▸ EXERCISE: Return the entries below verbatim. Pictures stay out.

▸ DATA EXCERPTS:
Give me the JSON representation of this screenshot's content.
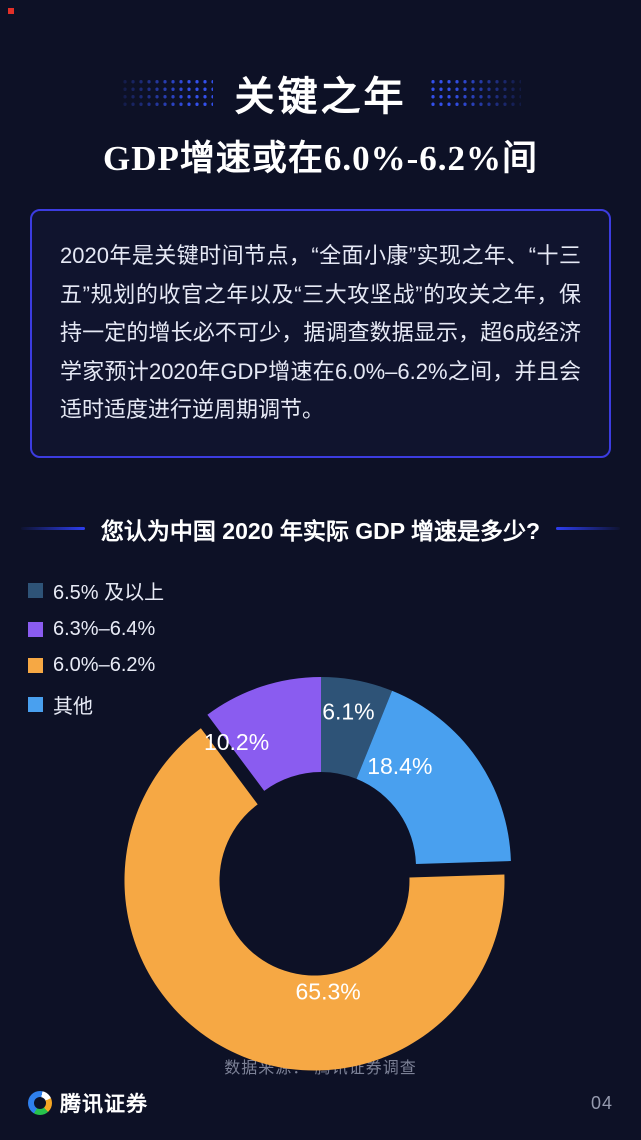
{
  "header": {
    "title_line1": "关键之年",
    "title_line2": "GDP增速或在6.0%-6.2%间"
  },
  "intro": {
    "text": "2020年是关键时间节点，“全面小康”实现之年、“十三五”规划的收官之年以及“三大攻坚战”的攻关之年，保持一定的增长必不可少，据调查数据显示，超6成经济学家预计2020年GDP增速在6.0%–6.2%之间，并且会适时适度进行逆周期调节。"
  },
  "section": {
    "title": "您认为中国 2020 年实际 GDP 增速是多少?"
  },
  "footer": {
    "source": "数据来源： 腾讯证券调查",
    "brand": "腾讯证券",
    "page_number": "04"
  },
  "chart_data": {
    "type": "pie",
    "donut": true,
    "title": "您认为中国 2020 年实际 GDP 增速是多少?",
    "legend_position": "top-left",
    "background": "#0d1126",
    "label_color": "#ffffff",
    "start_angle": 0,
    "unit": "%",
    "legend": [
      {
        "label": "6.5% 及以上",
        "color": "#2e5377"
      },
      {
        "label": "6.3%–6.4%",
        "color": "#8a5cf0"
      },
      {
        "label": "6.0%–6.2%",
        "color": "#f6a844"
      },
      {
        "label": "其他",
        "color": "#49a0ef"
      }
    ],
    "slices": [
      {
        "name": "6.5% 及以上",
        "value": 6.1,
        "display": "6.1%",
        "color": "#2e5377",
        "explode": 0,
        "label_angle": 10,
        "label_radius": 158
      },
      {
        "name": "其他",
        "value": 18.4,
        "display": "18.4%",
        "color": "#49a0ef",
        "explode": 0,
        "label_angle": 38,
        "label_radius": 128
      },
      {
        "name": "6.0%–6.2%",
        "value": 65.3,
        "display": "65.3%",
        "color": "#f6a844",
        "explode": 15,
        "label_angle": 173,
        "label_radius": 112
      },
      {
        "name": "6.3%–6.4%",
        "value": 10.2,
        "display": "10.2%",
        "color": "#8a5cf0",
        "explode": 0,
        "label_angle": 326,
        "label_radius": 151
      }
    ]
  }
}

▸ EXPECTED ANSWER:
Give me the JSON representation of this screenshot's content.
{
  "header": {
    "title_line1": "关键之年",
    "title_line2": "GDP增速或在6.0%-6.2%间"
  },
  "intro": {
    "text": "2020年是关键时间节点，“全面小康”实现之年、“十三五”规划的收官之年以及“三大攻坚战”的攻关之年，保持一定的增长必不可少，据调查数据显示，超6成经济学家预计2020年GDP增速在6.0%–6.2%之间，并且会适时适度进行逆周期调节。"
  },
  "section": {
    "title": "您认为中国 2020 年实际 GDP 增速是多少?"
  },
  "footer": {
    "source": "数据来源： 腾讯证券调查",
    "brand": "腾讯证券",
    "page_number": "04"
  },
  "chart_data": {
    "type": "pie",
    "donut": true,
    "title": "您认为中国 2020 年实际 GDP 增速是多少?",
    "legend_position": "top-left",
    "background": "#0d1126",
    "label_color": "#ffffff",
    "start_angle": 0,
    "unit": "%",
    "legend": [
      {
        "label": "6.5% 及以上",
        "color": "#2e5377"
      },
      {
        "label": "6.3%–6.4%",
        "color": "#8a5cf0"
      },
      {
        "label": "6.0%–6.2%",
        "color": "#f6a844"
      },
      {
        "label": "其他",
        "color": "#49a0ef"
      }
    ],
    "slices": [
      {
        "name": "6.5% 及以上",
        "value": 6.1,
        "display": "6.1%",
        "color": "#2e5377",
        "explode": 0,
        "label_angle": 10,
        "label_radius": 158
      },
      {
        "name": "其他",
        "value": 18.4,
        "display": "18.4%",
        "color": "#49a0ef",
        "explode": 0,
        "label_angle": 38,
        "label_radius": 128
      },
      {
        "name": "6.0%–6.2%",
        "value": 65.3,
        "display": "65.3%",
        "color": "#f6a844",
        "explode": 15,
        "label_angle": 173,
        "label_radius": 112
      },
      {
        "name": "6.3%–6.4%",
        "value": 10.2,
        "display": "10.2%",
        "color": "#8a5cf0",
        "explode": 0,
        "label_angle": 326,
        "label_radius": 151
      }
    ]
  }
}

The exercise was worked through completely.